■ 引用本文:

興味津々

日々思ったことを綴ります

実家のこと

2021年05月16日 | 雑記
母は こんなになるなんて といつも話す
老いること 物事がわからなくなること
その寂しさ 悲しさ 苦しさ
を訴える

生きているって辛いこと

実家は私にとっては複雑な家であった

その複雑さは説明が難しく
その複雑さを説明出来たとしても
そこで育ち生きる苦しさは
誰にもわかってもらえないだろうと思う

それをわかってもらえるのは
他の誰でもなく 母だけである
母の苦しみも私にしか分かりえない部分がある

しかし私は母を攻撃したくなってしまう

例えば
父や祖父に 外に女性がいたとか
そんな単純なことなら分かりやすいだろうと思う
そういうことではない

例えば 家にお金がない とか
出生による差別を受けていた とか
犯罪人がいたとか そういうことでもない

そして それを外に話した場合は
たぶん傷つく人がいるだろうとも考えられるし
母は親戚などの人間関係を壊すことを何よりも恐れている

私はその狭間でずっと苦しんでいるのだと思っている

その苦しみから逃れられるほどの
社会的な力は得られなかった

loser って単語が私にはピッタリ

後ろ向きになった時にはそう思う

何も出来ない どんなことでも劣等なのである
ひとつくらい秀でたことがあっても良かったのに。

■ 実施課題:
- 1) 上記の実家についての本文を、一字も変えずに全文書き写してください。
- 2) 下記の行のうち、「candle-body [316,192,318,201]」を含む行から始め、「candle-body [684,94,686,98]」を含む行で終わる範囲を、両端の行も含めてそのまま抜き出してください。

■ 本課題の入力:
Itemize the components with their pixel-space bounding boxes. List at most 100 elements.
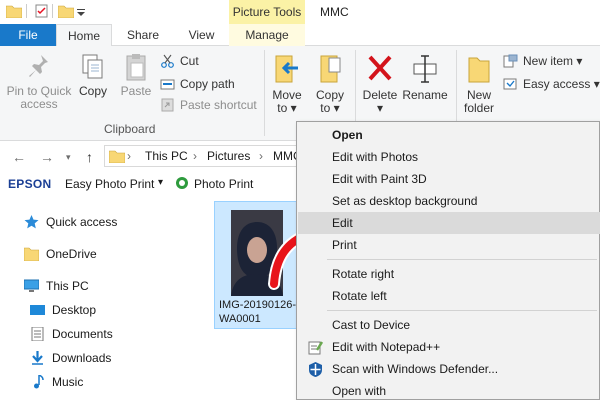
clipboard-group-label: Clipboard <box>104 122 156 136</box>
menu-item-edit-with-paint-3d[interactable]: Edit with Paint 3D <box>298 168 600 190</box>
paste-shortcut-label: Paste shortcut <box>180 98 257 112</box>
nav-quick-access[interactable]: Quick access <box>24 211 117 233</box>
copy-to-label-line2: to <box>320 101 331 115</box>
rename-button[interactable]: Rename <box>402 52 448 102</box>
nav-label: Music <box>52 375 84 389</box>
download-arrow-icon <box>32 351 43 365</box>
easy-photo-print-dropdown-icon[interactable]: ▾ <box>158 177 163 188</box>
paste-button[interactable]: Paste <box>118 52 154 98</box>
customize-quick-access-icon[interactable] <box>76 4 86 18</box>
menu-item-cast-to-device[interactable]: Cast to Device <box>298 314 600 336</box>
separator <box>52 4 53 18</box>
copy-label: Copy <box>78 84 107 98</box>
nav-onedrive[interactable]: OneDrive <box>24 243 97 265</box>
nav-music[interactable]: Music <box>30 371 83 393</box>
cut-button[interactable]: Cut <box>160 52 199 70</box>
breadcrumb-separator: › <box>127 149 131 163</box>
tab-manage[interactable]: Manage <box>229 24 305 46</box>
copy-to-button[interactable]: Copy to ▾ <box>310 52 350 115</box>
new-folder-icon[interactable] <box>58 4 74 18</box>
cut-label: Cut <box>180 54 199 68</box>
documents-icon <box>31 327 44 341</box>
nav-label: Documents <box>52 327 113 341</box>
nav-label: Quick access <box>46 215 118 229</box>
move-to-label-line2: to <box>277 101 288 115</box>
notepad-plus-plus-icon <box>308 341 323 355</box>
new-item-dropdown-icon: ▾ <box>576 54 583 68</box>
back-arrow-icon[interactable]: ← <box>12 149 26 165</box>
window-title: MMC <box>320 5 349 19</box>
copy-path-label: Copy path <box>180 77 235 91</box>
menu-item-open-with[interactable]: Open with <box>298 380 600 400</box>
delete-button[interactable]: Delete ▾ <box>358 52 402 115</box>
new-folder-label-line2: folder <box>463 101 495 115</box>
rename-icon <box>413 55 437 83</box>
photo-print-button[interactable]: Photo Print <box>194 177 253 191</box>
breadcrumb-this-pc[interactable]: This PC <box>145 149 188 163</box>
nav-label: Downloads <box>52 351 112 365</box>
nav-downloads[interactable]: Downloads <box>30 347 111 369</box>
computer-icon <box>24 279 39 292</box>
folder-icon <box>24 247 39 261</box>
breadcrumb-separator: › <box>193 149 197 163</box>
folder-icon <box>109 150 125 163</box>
windows-defender-shield-icon <box>309 362 322 377</box>
move-to-button[interactable]: Move to ▾ <box>268 52 306 115</box>
nav-documents[interactable]: Documents <box>30 323 113 345</box>
delete-dropdown-icon: ▾ <box>376 101 384 115</box>
epson-logo: EPSON <box>8 177 52 191</box>
nav-desktop[interactable]: Desktop <box>30 299 96 321</box>
copy-button[interactable]: Copy <box>76 52 110 98</box>
menu-item-edit[interactable]: Edit <box>298 212 600 234</box>
nav-label: Desktop <box>52 303 97 317</box>
forward-arrow-icon[interactable]: → <box>40 149 54 165</box>
title-bar: Picture Tools MMC <box>0 0 600 24</box>
copy-path-button[interactable]: Copy path <box>160 75 235 93</box>
new-item-button[interactable]: New item ▾ <box>503 52 582 70</box>
scissors-icon <box>161 54 174 68</box>
paste-shortcut-button[interactable]: Paste shortcut <box>160 96 257 114</box>
menu-item-edit-with-notepad[interactable]: Edit with Notepad++ <box>298 336 600 358</box>
photo-print-icon <box>176 177 188 189</box>
menu-item-open[interactable]: Open <box>298 124 600 146</box>
nav-this-pc[interactable]: This PC <box>24 275 89 297</box>
file-name: IMG-20190126-WA0001 <box>219 299 297 325</box>
tab-view[interactable]: View <box>174 24 229 46</box>
menu-separator <box>327 310 597 311</box>
easy-photo-print-button[interactable]: Easy Photo Print <box>65 177 154 191</box>
folder-icon[interactable] <box>6 4 22 18</box>
breadcrumb-pictures[interactable]: Pictures <box>207 149 250 163</box>
new-item-label: New item <box>523 54 574 68</box>
pin-icon <box>29 55 48 77</box>
paste-icon <box>126 54 146 81</box>
menu-item-rotate-left[interactable]: Rotate left <box>298 285 600 307</box>
easy-access-label: Easy access <box>523 77 591 91</box>
menu-item-edit-with-photos[interactable]: Edit with Photos <box>298 146 600 168</box>
easy-access-button[interactable]: Easy access ▾ <box>503 75 600 93</box>
new-folder-button[interactable]: New folder <box>458 52 500 115</box>
menu-item-label: Scan with Windows Defender... <box>332 362 499 376</box>
menu-item-print[interactable]: Print <box>298 234 600 256</box>
up-arrow-icon[interactable]: ↑ <box>86 149 93 165</box>
move-to-icon <box>275 55 298 83</box>
group-separator <box>264 50 265 136</box>
easy-access-icon <box>503 78 517 90</box>
copy-to-dropdown-icon: ▾ <box>333 101 340 115</box>
delete-label: Delete <box>362 88 398 102</box>
recent-locations-icon[interactable]: ▾ <box>66 152 71 163</box>
menu-item-set-as-desktop-background[interactable]: Set as desktop background <box>298 190 600 212</box>
copy-icon <box>82 54 103 79</box>
tab-home[interactable]: Home <box>56 24 112 47</box>
tab-file[interactable]: File <box>0 24 56 46</box>
pin-to-quick-access-button[interactable]: Pin to Quick access <box>4 52 74 111</box>
music-note-icon <box>34 375 44 389</box>
tab-share[interactable]: Share <box>112 24 174 46</box>
menu-item-scan-with-windows-defender[interactable]: Scan with Windows Defender... <box>298 358 600 380</box>
paste-label: Paste <box>120 84 152 98</box>
nav-label: This PC <box>46 279 89 293</box>
properties-icon[interactable] <box>34 4 50 18</box>
move-to-dropdown-icon: ▾ <box>290 101 297 115</box>
menu-item-rotate-right[interactable]: Rotate right <box>298 263 600 285</box>
separator <box>26 4 27 18</box>
nav-label: OneDrive <box>46 247 97 261</box>
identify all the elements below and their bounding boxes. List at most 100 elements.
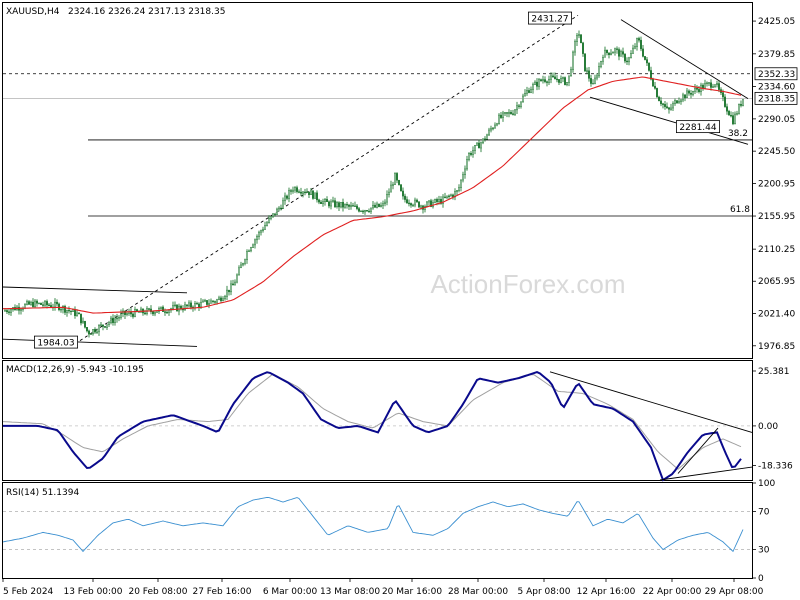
candle-body [316,192,318,201]
candle-body [642,48,644,57]
candle-body [434,199,436,203]
candle-body [444,196,446,198]
candle-body [730,114,732,117]
rsi-title: RSI(14) 51.1394 [6,488,79,498]
candle-body [416,199,418,203]
candle-body [120,313,122,318]
candle-body [112,317,114,323]
candle-body [202,300,204,303]
candle-body [600,60,602,67]
candle-body [586,70,588,72]
candle-body [356,205,358,209]
candle-body [164,311,166,313]
x-tick-label: 20 Feb 08:00 [128,587,187,597]
x-tick-label: 28 Mar 00:00 [448,587,508,597]
candle-body [258,231,260,237]
candle-body [540,79,542,82]
candle-body [338,202,340,208]
candle-body [558,79,560,83]
candle-body [46,301,48,306]
candle-body [400,184,402,192]
candle-body [94,329,96,333]
symbol-title: XAUUSD,H4 [6,7,60,17]
candle-body [590,78,592,84]
candle-body [224,296,226,300]
candle-body [260,230,262,233]
candle-body [102,324,104,327]
candle-body [632,47,634,54]
candle-body [58,303,60,310]
candle-body [28,301,30,305]
price-y-tick-label: 2065.95 [758,277,795,287]
candle-body [314,192,316,199]
candle-body [108,322,110,325]
candle-body [300,191,302,194]
candle-body [252,244,254,248]
candle-body [494,124,496,129]
low-1984-label: 1984.03 [37,339,74,349]
candle-body [126,313,128,315]
candle-body [304,191,306,194]
candle-body [84,320,86,328]
rsi-y-tick-label: 30 [758,546,770,556]
candle-body [100,324,102,326]
candle-body [602,57,604,62]
candle-body [366,210,368,212]
candle-body [162,306,164,312]
candle-body [92,329,94,335]
candle-body [206,300,208,305]
candle-body [60,308,62,311]
candle-body [358,208,360,212]
candle-body [166,311,168,314]
candle-body [608,52,610,56]
candle-body [408,202,410,205]
candle-body [76,312,78,316]
candle-body [26,301,28,305]
candle-body [518,105,520,107]
candle-body [704,83,706,89]
candle-body [584,53,586,72]
candle-body [680,99,682,102]
candle-body [110,317,112,323]
candle-body [248,250,250,252]
candle-body [238,267,240,276]
candle-body [718,83,720,90]
candle-body [456,190,458,192]
candle-body [36,300,38,304]
candle-body [168,309,170,313]
candle-body [214,301,216,303]
candle-body [234,281,236,286]
candle-body [684,94,686,98]
candle-body [488,129,490,136]
candle-body [344,204,346,208]
candle-body [208,303,210,305]
candle-body [132,313,134,317]
candle-body [268,218,270,224]
candle-body [708,82,710,84]
candle-body [292,189,294,192]
candle-body [204,300,206,302]
candle-body [672,103,674,109]
x-tick-label: 13 Feb 00:00 [63,587,122,597]
candle-body [70,310,72,312]
candle-body [516,105,518,111]
candle-body [310,190,312,195]
candle-body [272,213,274,217]
candle-body [412,204,414,207]
candle-body [490,128,492,131]
candle-body [362,210,364,213]
candle-body [438,199,440,202]
candle-body [472,150,474,155]
candle-body [262,229,264,231]
candle-body [332,200,334,203]
candle-body [404,195,406,200]
candle-body [666,106,668,109]
candle-body [580,34,582,44]
candle-body [360,210,362,213]
candle-body [508,112,510,114]
candle-body [230,283,232,293]
candle-body [294,187,296,191]
candle-body [724,96,726,107]
candle-body [236,274,238,283]
candle-body [460,179,462,188]
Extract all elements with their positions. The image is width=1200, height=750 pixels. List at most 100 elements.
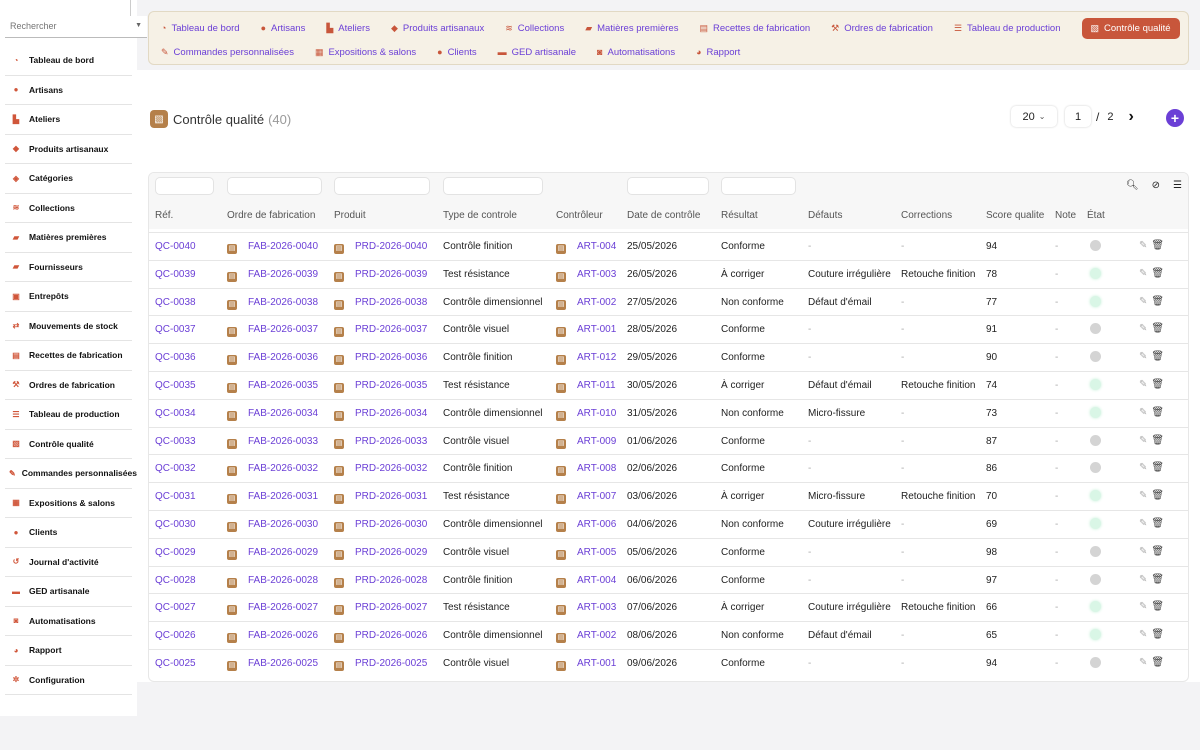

■ 課題別解答:
- 1)
興味津々

日々思ったことを綴ります

実家のこと

2021年05月16日 | 雑記
母は こんなになるなんて といつも話す
老いること 物事がわからなくなること
その寂しさ 悲しさ 苦しさ
を訴える

生きているって辛いこと

実家は私にとっては複雑な家であった

その複雑さは説明が難しく
その複雑さを説明出来たとしても
そこで育ち生きる苦しさは
誰にもわかってもらえないだろうと思う

それをわかってもらえるのは
他の誰でもなく 母だけである
母の苦しみも私にしか分かりえない部分がある

しかし私は母を攻撃したくなってしまう

例えば
父や祖父に 外に女性がいたとか
そんな単純なことなら分かりやすいだろうと思う
そういうことではない

例えば 家にお金がない とか
出生による差別を受けていた とか
犯罪人がいたとか そういうことでもない

そして それを外に話した場合は
たぶん傷つく人がいるだろうとも考えられるし
母は親戚などの人間関係を壊すことを何よりも恐れている

私はその狭間でずっと苦しんでいるのだと思っている

その苦しみから逃れられるほどの
社会的な力は得られなかった

loser って単語が私にはピッタリ

後ろ向きになった時にはそう思う

何も出来ない どんなことでも劣等なのである
ひとつくらい秀でたことがあっても良かったのに。

- 2)
candle-body [316,192,318,201]
candle-body [642,48,644,57]
candle-body [434,199,436,203]
candle-body [444,196,446,198]
candle-body [730,114,732,117]
rsi-title: RSI(14) 51.1394 [6,488,79,498]
candle-body [416,199,418,203]
candle-body [120,313,122,318]
candle-body [112,317,114,323]
candle-body [202,300,204,303]
candle-body [600,60,602,67]
candle-body [586,70,588,72]
candle-body [356,205,358,209]
candle-body [164,311,166,313]
x-tick-label: 20 Feb 08:00 [128,587,187,597]
x-tick-label: 28 Mar 00:00 [448,587,508,597]
candle-body [258,231,260,237]
candle-body [540,79,542,82]
candle-body [338,202,340,208]
candle-body [558,79,560,83]
candle-body [46,301,48,306]
candle-body [400,184,402,192]
candle-body [94,329,96,333]
symbol-title: XAUUSD,H4 [6,7,60,17]
candle-body [590,78,592,84]
candle-body [224,296,226,300]
candle-body [260,230,262,233]
candle-body [102,324,104,327]
candle-body [632,47,634,54]
candle-body [58,303,60,310]
candle-body [28,301,30,305]
price-y-tick-label: 2065.95 [758,277,795,287]
candle-body [314,192,316,199]
candle-body [108,322,110,325]
candle-body [300,191,302,194]
candle-body [252,244,254,248]
candle-body [494,124,496,129]
low-1984-label: 1984.03 [37,339,74,349]
candle-body [126,313,128,315]
candle-body [304,191,306,194]
candle-body [84,320,86,328]
rsi-y-tick-label: 30 [758,546,770,556]
candle-body [100,324,102,326]
candle-body [602,57,604,62]
candle-body [366,210,368,212]
candle-body [162,306,164,312]
candle-body [92,329,94,335]
candle-body [206,300,208,305]
candle-body [60,308,62,311]
candle-body [358,208,360,212]
candle-body [166,311,168,314]
candle-body [608,52,610,56]
candle-body [408,202,410,205]
candle-body [76,312,78,316]
candle-body [26,301,28,305]
candle-body [518,105,520,107]
candle-body [704,83,706,89]
candle-body [584,53,586,72]
candle-body [680,99,682,102]
candle-body [110,317,112,323]
candle-body [248,250,250,252]
candle-body [238,267,240,276]
candle-body [718,83,720,90]
candle-body [456,190,458,192]
candle-body [36,300,38,304]
candle-body [168,309,170,313]
candle-body [214,301,216,303]
candle-body [234,281,236,286]
candle-body [684,94,686,98]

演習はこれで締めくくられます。